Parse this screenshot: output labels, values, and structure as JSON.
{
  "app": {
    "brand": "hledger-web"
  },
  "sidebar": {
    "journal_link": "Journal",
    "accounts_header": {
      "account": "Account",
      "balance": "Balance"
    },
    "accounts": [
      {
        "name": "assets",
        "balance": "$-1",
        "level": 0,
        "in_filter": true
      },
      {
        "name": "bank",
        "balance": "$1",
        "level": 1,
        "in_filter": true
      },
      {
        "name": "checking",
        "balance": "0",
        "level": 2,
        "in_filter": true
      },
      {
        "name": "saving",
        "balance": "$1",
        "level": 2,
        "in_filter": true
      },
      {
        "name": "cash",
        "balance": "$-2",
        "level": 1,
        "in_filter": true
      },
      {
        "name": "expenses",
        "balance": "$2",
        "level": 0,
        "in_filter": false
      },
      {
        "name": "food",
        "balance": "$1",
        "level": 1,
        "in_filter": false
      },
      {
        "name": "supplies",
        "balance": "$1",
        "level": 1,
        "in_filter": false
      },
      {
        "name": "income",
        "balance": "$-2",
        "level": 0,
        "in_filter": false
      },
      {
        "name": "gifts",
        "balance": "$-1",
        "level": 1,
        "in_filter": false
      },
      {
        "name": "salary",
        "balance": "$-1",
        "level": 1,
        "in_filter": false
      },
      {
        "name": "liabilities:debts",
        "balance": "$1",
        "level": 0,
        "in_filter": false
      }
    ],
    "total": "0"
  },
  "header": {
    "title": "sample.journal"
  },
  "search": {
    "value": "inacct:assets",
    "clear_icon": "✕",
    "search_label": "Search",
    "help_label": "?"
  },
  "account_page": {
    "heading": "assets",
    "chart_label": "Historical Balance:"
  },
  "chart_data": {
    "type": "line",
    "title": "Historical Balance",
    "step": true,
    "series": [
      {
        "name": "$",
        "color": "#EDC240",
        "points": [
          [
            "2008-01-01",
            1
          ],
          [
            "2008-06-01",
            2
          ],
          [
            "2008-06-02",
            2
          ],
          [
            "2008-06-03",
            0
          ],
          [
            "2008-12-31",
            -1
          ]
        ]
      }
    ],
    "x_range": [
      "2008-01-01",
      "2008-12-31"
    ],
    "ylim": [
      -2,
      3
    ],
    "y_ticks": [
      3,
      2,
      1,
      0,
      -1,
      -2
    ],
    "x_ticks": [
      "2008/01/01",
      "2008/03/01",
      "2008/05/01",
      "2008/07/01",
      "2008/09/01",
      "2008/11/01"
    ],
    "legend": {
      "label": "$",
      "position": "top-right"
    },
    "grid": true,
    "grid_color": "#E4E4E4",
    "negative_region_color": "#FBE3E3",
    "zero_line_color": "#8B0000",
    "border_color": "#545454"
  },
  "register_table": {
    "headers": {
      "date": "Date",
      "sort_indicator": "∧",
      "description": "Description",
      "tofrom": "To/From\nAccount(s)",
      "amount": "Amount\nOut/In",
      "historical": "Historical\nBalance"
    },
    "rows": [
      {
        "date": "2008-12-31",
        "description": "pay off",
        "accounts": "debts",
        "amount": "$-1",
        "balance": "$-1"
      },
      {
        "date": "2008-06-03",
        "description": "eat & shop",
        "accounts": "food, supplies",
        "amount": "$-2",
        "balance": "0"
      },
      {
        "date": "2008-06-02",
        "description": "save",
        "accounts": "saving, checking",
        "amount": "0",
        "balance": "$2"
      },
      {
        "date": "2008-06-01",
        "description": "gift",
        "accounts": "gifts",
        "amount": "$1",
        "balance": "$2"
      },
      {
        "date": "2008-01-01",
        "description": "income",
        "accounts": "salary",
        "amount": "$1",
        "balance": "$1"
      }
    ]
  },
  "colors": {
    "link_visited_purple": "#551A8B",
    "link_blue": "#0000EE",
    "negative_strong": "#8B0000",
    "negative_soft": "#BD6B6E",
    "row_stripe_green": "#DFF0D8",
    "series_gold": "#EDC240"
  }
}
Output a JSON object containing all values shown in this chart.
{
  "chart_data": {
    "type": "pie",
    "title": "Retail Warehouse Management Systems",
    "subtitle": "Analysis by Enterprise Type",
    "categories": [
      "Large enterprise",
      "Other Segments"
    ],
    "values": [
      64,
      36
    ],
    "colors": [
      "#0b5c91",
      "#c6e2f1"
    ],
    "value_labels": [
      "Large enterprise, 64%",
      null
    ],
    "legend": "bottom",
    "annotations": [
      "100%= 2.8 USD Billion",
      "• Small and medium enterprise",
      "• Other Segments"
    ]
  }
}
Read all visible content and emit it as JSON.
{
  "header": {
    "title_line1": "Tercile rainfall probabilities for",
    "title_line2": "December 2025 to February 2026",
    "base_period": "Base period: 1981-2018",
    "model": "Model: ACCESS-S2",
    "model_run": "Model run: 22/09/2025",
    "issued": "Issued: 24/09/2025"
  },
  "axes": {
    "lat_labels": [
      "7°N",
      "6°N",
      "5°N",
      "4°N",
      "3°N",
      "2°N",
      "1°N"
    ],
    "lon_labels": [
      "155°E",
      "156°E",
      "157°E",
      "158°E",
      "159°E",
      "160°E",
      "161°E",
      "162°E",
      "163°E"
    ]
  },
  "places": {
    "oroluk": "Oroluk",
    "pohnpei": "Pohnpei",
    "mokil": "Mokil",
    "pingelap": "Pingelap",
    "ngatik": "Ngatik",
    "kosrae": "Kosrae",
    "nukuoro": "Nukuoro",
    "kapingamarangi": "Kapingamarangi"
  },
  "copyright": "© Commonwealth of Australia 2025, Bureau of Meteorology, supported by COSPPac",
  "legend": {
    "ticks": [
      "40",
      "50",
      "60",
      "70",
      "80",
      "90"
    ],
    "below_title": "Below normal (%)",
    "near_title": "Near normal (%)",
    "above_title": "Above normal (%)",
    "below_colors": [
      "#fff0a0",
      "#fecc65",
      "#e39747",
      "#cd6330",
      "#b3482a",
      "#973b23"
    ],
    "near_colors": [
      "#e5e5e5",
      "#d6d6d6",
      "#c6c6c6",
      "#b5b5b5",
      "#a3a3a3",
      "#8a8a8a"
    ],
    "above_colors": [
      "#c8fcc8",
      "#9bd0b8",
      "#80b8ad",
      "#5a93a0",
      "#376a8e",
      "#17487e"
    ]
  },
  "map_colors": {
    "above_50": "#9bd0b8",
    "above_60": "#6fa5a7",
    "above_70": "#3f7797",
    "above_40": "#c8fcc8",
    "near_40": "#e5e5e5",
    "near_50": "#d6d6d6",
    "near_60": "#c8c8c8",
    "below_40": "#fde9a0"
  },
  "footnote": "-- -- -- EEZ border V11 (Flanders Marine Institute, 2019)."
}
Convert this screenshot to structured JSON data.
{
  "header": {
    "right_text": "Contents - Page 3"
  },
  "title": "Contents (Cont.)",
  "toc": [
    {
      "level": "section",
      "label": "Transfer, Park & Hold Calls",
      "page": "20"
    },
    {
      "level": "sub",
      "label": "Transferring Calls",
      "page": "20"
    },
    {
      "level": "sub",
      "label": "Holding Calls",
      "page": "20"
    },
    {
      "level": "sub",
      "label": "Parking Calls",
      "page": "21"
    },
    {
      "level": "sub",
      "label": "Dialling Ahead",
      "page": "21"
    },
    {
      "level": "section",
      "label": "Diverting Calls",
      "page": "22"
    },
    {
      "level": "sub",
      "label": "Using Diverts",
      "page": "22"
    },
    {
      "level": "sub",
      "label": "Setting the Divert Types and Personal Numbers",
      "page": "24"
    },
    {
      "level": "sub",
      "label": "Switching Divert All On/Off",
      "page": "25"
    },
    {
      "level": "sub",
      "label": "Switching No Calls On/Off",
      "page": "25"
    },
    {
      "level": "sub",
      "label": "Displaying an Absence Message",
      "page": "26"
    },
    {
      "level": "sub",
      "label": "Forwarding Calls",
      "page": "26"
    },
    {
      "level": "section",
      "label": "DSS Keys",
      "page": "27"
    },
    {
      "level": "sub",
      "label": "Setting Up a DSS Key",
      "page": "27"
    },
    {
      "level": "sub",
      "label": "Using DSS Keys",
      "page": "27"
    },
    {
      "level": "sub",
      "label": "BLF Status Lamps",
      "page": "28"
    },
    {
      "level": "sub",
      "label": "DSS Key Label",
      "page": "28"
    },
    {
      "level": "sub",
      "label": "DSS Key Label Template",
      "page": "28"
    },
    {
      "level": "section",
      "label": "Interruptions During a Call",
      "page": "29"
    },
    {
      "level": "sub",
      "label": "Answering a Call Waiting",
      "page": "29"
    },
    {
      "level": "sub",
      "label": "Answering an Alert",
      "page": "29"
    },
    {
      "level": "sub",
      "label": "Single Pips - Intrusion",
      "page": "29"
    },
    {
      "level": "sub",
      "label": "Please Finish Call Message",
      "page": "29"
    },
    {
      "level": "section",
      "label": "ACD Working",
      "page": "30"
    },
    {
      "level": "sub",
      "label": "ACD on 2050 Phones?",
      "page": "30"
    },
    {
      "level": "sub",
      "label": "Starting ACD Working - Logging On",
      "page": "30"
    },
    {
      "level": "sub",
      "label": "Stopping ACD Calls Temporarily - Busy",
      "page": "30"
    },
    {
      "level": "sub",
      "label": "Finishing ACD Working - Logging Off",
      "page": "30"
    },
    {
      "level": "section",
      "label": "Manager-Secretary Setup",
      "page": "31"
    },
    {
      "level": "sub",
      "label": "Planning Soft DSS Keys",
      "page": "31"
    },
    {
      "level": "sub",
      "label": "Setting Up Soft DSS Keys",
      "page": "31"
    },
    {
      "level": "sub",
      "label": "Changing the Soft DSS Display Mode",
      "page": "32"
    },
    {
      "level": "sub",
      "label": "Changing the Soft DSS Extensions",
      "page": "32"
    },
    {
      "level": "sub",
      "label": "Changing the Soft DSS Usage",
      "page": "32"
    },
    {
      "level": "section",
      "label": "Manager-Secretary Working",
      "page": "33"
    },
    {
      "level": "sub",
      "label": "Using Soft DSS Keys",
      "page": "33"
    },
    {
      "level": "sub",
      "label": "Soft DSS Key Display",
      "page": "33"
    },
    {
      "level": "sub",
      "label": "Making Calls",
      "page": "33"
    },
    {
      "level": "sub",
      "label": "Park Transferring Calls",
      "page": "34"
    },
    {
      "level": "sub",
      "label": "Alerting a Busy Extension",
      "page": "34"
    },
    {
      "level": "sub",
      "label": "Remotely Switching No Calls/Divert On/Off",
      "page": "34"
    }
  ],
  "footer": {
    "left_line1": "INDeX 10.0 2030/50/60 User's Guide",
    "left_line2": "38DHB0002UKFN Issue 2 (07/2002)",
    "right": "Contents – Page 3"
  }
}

SHORT TASK »
Each line in the entries above that includes the string "checking" should be extracted.

WRITTEN SOLUTION »
        "name": "checking",
        "accounts": "saving, checking",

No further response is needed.